Aim » Can you give all the records again without altering a single character?

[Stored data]
---------------

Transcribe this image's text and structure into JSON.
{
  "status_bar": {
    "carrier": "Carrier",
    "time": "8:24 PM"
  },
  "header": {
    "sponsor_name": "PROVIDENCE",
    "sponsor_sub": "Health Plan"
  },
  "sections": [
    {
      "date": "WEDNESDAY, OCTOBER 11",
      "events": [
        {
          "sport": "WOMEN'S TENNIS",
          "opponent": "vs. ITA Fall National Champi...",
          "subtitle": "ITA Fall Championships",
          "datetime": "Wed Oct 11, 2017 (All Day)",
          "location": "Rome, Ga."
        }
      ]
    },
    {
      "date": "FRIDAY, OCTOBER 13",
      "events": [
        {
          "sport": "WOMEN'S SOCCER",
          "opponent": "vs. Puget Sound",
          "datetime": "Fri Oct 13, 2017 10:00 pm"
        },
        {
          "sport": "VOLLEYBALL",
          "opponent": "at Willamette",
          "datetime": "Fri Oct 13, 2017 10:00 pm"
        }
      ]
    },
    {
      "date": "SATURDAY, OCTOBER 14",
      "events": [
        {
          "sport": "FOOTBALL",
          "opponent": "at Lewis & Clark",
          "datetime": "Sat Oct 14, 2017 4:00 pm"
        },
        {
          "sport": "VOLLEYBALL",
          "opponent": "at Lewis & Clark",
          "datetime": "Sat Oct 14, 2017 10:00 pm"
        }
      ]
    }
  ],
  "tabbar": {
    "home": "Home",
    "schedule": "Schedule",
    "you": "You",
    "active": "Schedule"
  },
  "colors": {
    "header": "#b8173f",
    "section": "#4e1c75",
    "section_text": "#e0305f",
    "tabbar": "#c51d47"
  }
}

---------------

Response »
Transcribe this image's text and structure into JSON.
{
  "status_bar": {
    "carrier": "Carrier",
    "time": "8:24 PM"
  },
  "header": {
    "sponsor_name": "PROVIDENCE",
    "sponsor_sub": "Health Plan"
  },
  "sections": [
    {
      "date": "WEDNESDAY, OCTOBER 11",
      "events": [
        {
          "sport": "WOMEN'S TENNIS",
          "opponent": "vs. ITA Fall National Champi...",
          "subtitle": "ITA Fall Championships",
          "datetime": "Wed Oct 11, 2017 (All Day)",
          "location": "Rome, Ga."
        }
      ]
    },
    {
      "date": "FRIDAY, OCTOBER 13",
      "events": [
        {
          "sport": "WOMEN'S SOCCER",
          "opponent": "vs. Puget Sound",
          "datetime": "Fri Oct 13, 2017 10:00 pm"
        },
        {
          "sport": "VOLLEYBALL",
          "opponent": "at Willamette",
          "datetime": "Fri Oct 13, 2017 10:00 pm"
        }
      ]
    },
    {
      "date": "SATURDAY, OCTOBER 14",
      "events": [
        {
          "sport": "FOOTBALL",
          "opponent": "at Lewis & Clark",
          "datetime": "Sat Oct 14, 2017 4:00 pm"
        },
        {
          "sport": "VOLLEYBALL",
          "opponent": "at Lewis & Clark",
          "datetime": "Sat Oct 14, 2017 10:00 pm"
        }
      ]
    }
  ],
  "tabbar": {
    "home": "Home",
    "schedule": "Schedule",
    "you": "You",
    "active": "Schedule"
  },
  "colors": {
    "header": "#b8173f",
    "section": "#4e1c75",
    "section_text": "#e0305f",
    "tabbar": "#c51d47"
  }
}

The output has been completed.